Data shown:
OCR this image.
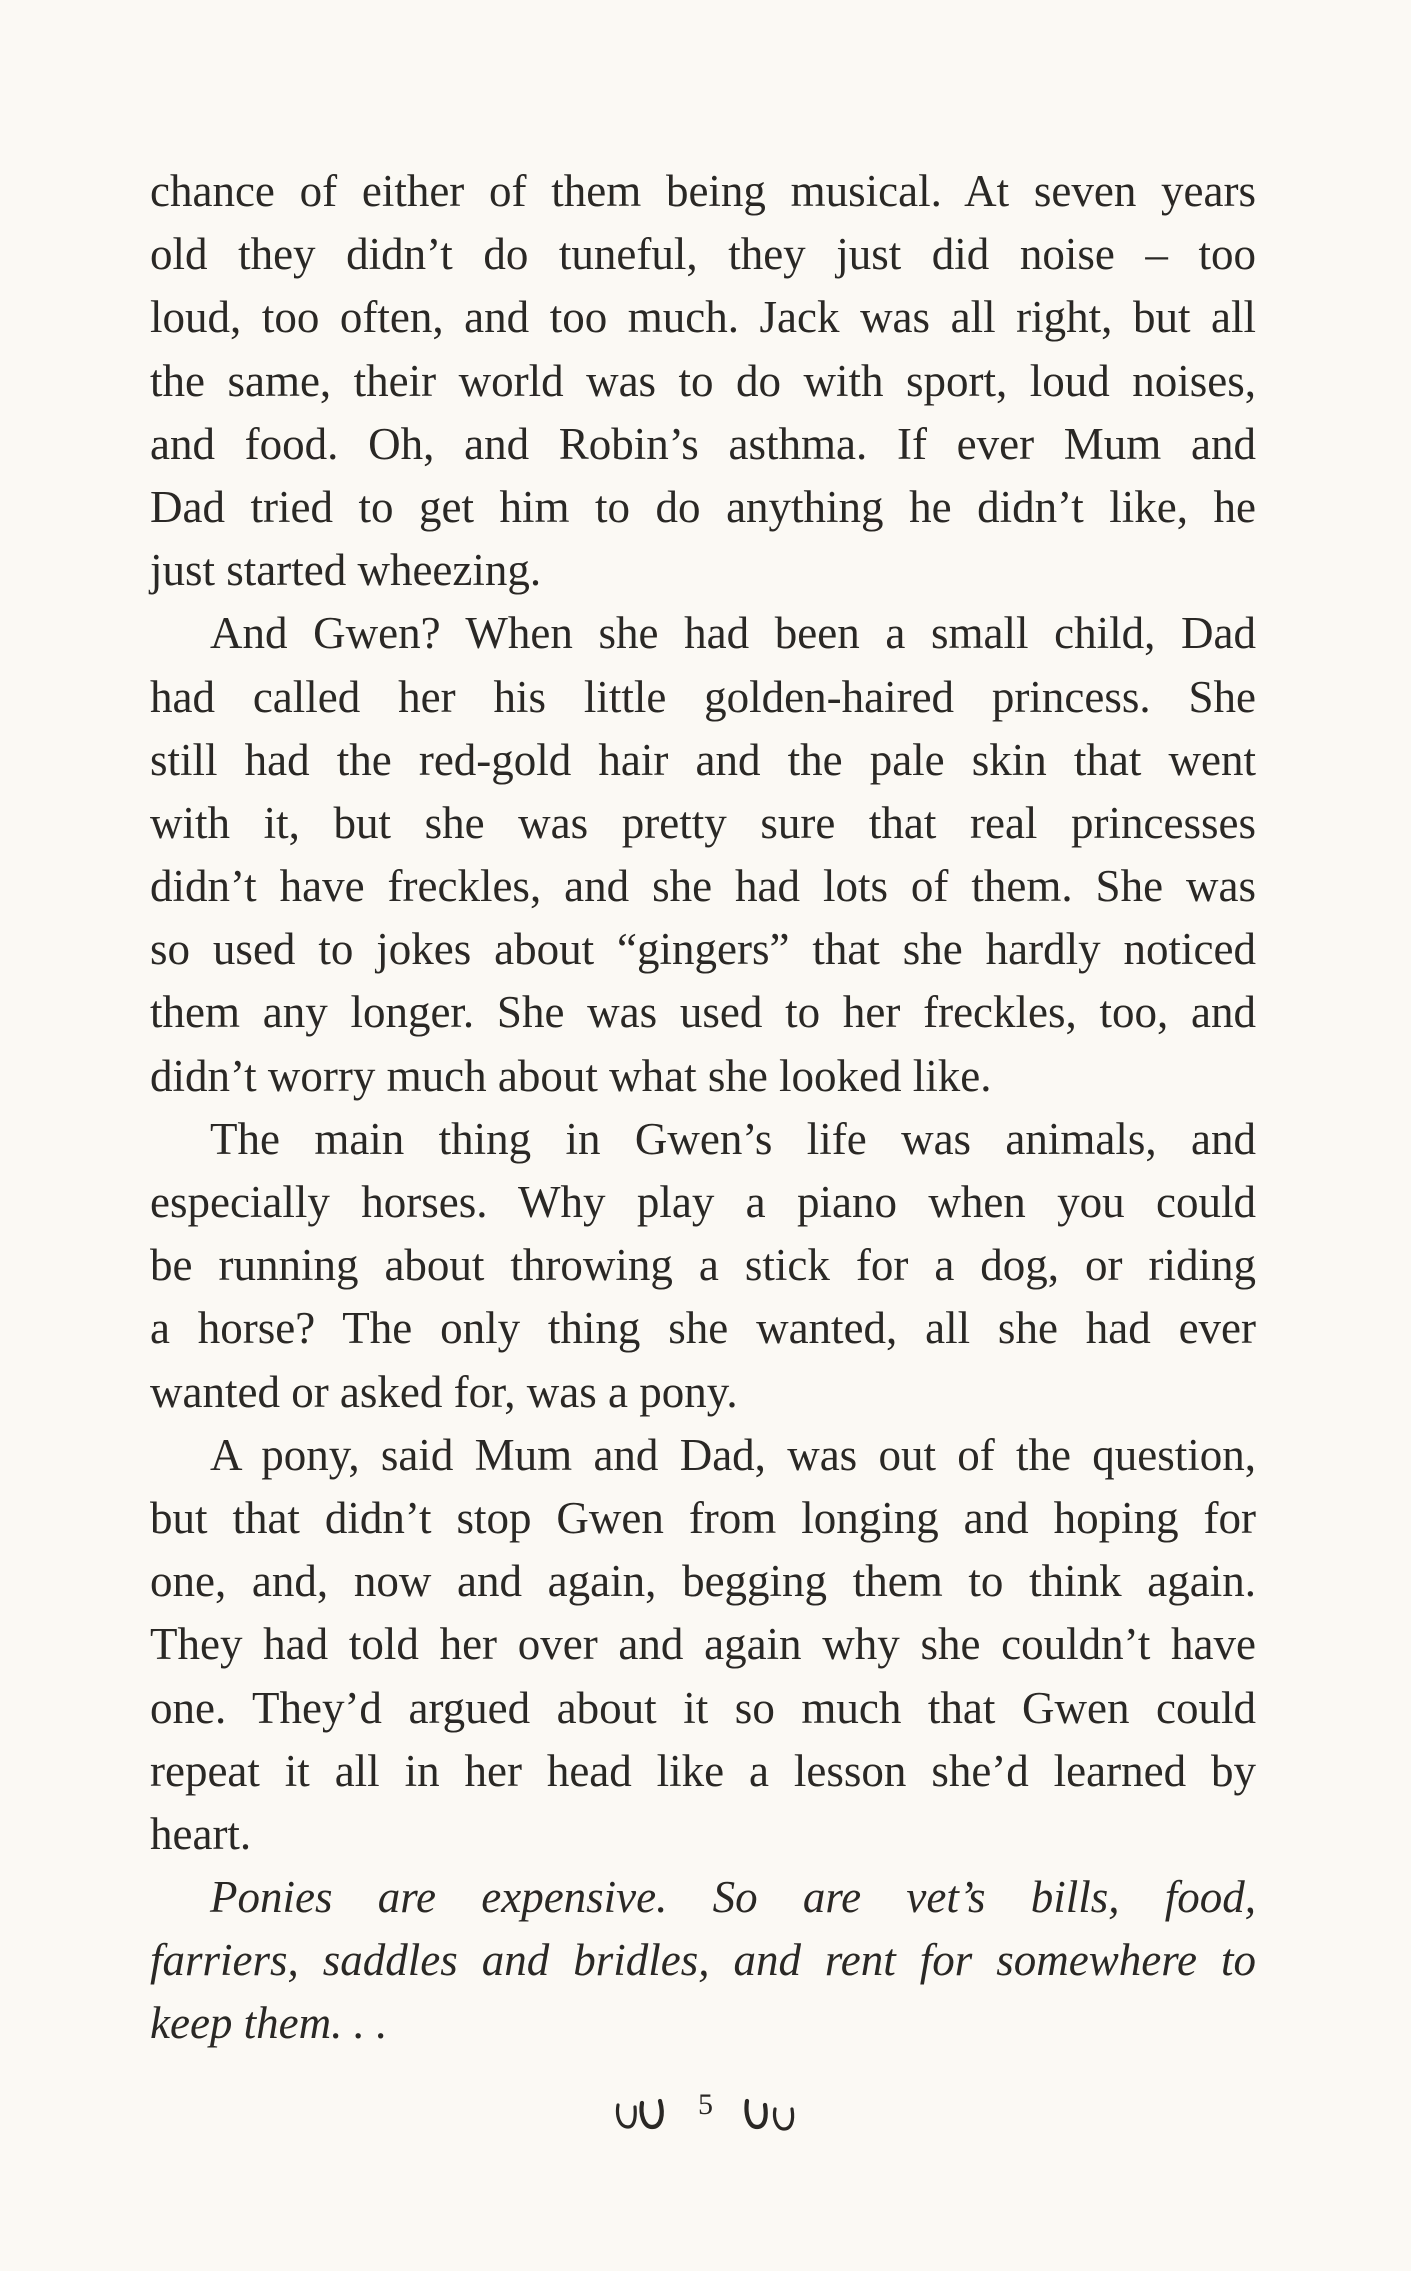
chance of either of them being musical. At seven years
old they didn’t do tuneful, they just did noise – too
loud, too often, and too much. Jack was all right, but all
the same, their world was to do with sport, loud noises,
and food. Oh, and Robin’s asthma. If ever Mum and
Dad tried to get him to do anything he didn’t like, he
just started wheezing.

And Gwen? When she had been a small child, Dad
had called her his little golden-haired princess. She
still had the red-gold hair and the pale skin that went
with it, but she was pretty sure that real princesses
didn’t have freckles, and she had lots of them. She was
so used to jokes about “gingers” that she hardly noticed
them any longer. She was used to her freckles, too, and
didn’t worry much about what she looked like.

The main thing in Gwen’s life was animals, and
especially horses. Why play a piano when you could
be running about throwing a stick for a dog, or riding
a horse? The only thing she wanted, all she had ever
wanted or asked for, was a pony.

A pony, said Mum and Dad, was out of the question,
but that didn’t stop Gwen from longing and hoping for
one, and, now and again, begging them to think again.
They had told her over and again why she couldn’t have
one. They’d argued about it so much that Gwen could
repeat it all in her head like a lesson she’d learned by
heart.

Ponies are expensive. So are vet’s bills, food,
farriers, saddles and bridles, and rent for somewhere to
keep them. . .

5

Short task: Quote the data exactly, leaving every image out of the copy.

Complete answer:
OCR this image.
chance of either of them being musical. At seven years
old they didn’t do tuneful, they just did noise – too
loud, too often, and too much. Jack was all right, but all
the same, their world was to do with sport, loud noises,
and food. Oh, and Robin’s asthma. If ever Mum and
Dad tried to get him to do anything he didn’t like, he
just started wheezing.

And Gwen? When she had been a small child, Dad
had called her his little golden-haired princess. She
still had the red-gold hair and the pale skin that went
with it, but she was pretty sure that real princesses
didn’t have freckles, and she had lots of them. She was
so used to jokes about “gingers” that she hardly noticed
them any longer. She was used to her freckles, too, and
didn’t worry much about what she looked like.

The main thing in Gwen’s life was animals, and
especially horses. Why play a piano when you could
be running about throwing a stick for a dog, or riding
a horse? The only thing she wanted, all she had ever
wanted or asked for, was a pony.

A pony, said Mum and Dad, was out of the question,
but that didn’t stop Gwen from longing and hoping for
one, and, now and again, begging them to think again.
They had told her over and again why she couldn’t have
one. They’d argued about it so much that Gwen could
repeat it all in her head like a lesson she’d learned by
heart.

Ponies are expensive. So are vet’s bills, food,
farriers, saddles and bridles, and rent for somewhere to
keep them. . .

5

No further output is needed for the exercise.